┌──

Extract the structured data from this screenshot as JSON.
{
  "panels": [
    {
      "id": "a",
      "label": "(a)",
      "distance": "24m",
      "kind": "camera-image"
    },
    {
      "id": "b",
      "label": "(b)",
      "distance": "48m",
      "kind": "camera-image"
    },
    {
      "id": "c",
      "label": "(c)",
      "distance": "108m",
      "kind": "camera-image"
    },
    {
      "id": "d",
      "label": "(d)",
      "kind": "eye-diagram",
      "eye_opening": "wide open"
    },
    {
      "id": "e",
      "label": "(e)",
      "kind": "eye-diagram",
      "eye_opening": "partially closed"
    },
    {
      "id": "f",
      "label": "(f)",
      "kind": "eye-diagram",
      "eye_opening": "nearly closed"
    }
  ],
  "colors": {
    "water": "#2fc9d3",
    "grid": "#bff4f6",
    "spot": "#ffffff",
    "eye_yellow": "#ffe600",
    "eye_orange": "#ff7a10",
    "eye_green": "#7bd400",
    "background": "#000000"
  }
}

└──

Each record above should be repeated exactly as it appears.

RESULT OF THE TASK ::
Extract the structured data from this screenshot as JSON.
{
  "panels": [
    {
      "id": "a",
      "label": "(a)",
      "distance": "24m",
      "kind": "camera-image"
    },
    {
      "id": "b",
      "label": "(b)",
      "distance": "48m",
      "kind": "camera-image"
    },
    {
      "id": "c",
      "label": "(c)",
      "distance": "108m",
      "kind": "camera-image"
    },
    {
      "id": "d",
      "label": "(d)",
      "kind": "eye-diagram",
      "eye_opening": "wide open"
    },
    {
      "id": "e",
      "label": "(e)",
      "kind": "eye-diagram",
      "eye_opening": "partially closed"
    },
    {
      "id": "f",
      "label": "(f)",
      "kind": "eye-diagram",
      "eye_opening": "nearly closed"
    }
  ],
  "colors": {
    "water": "#2fc9d3",
    "grid": "#bff4f6",
    "spot": "#ffffff",
    "eye_yellow": "#ffe600",
    "eye_orange": "#ff7a10",
    "eye_green": "#7bd400",
    "background": "#000000"
  }
}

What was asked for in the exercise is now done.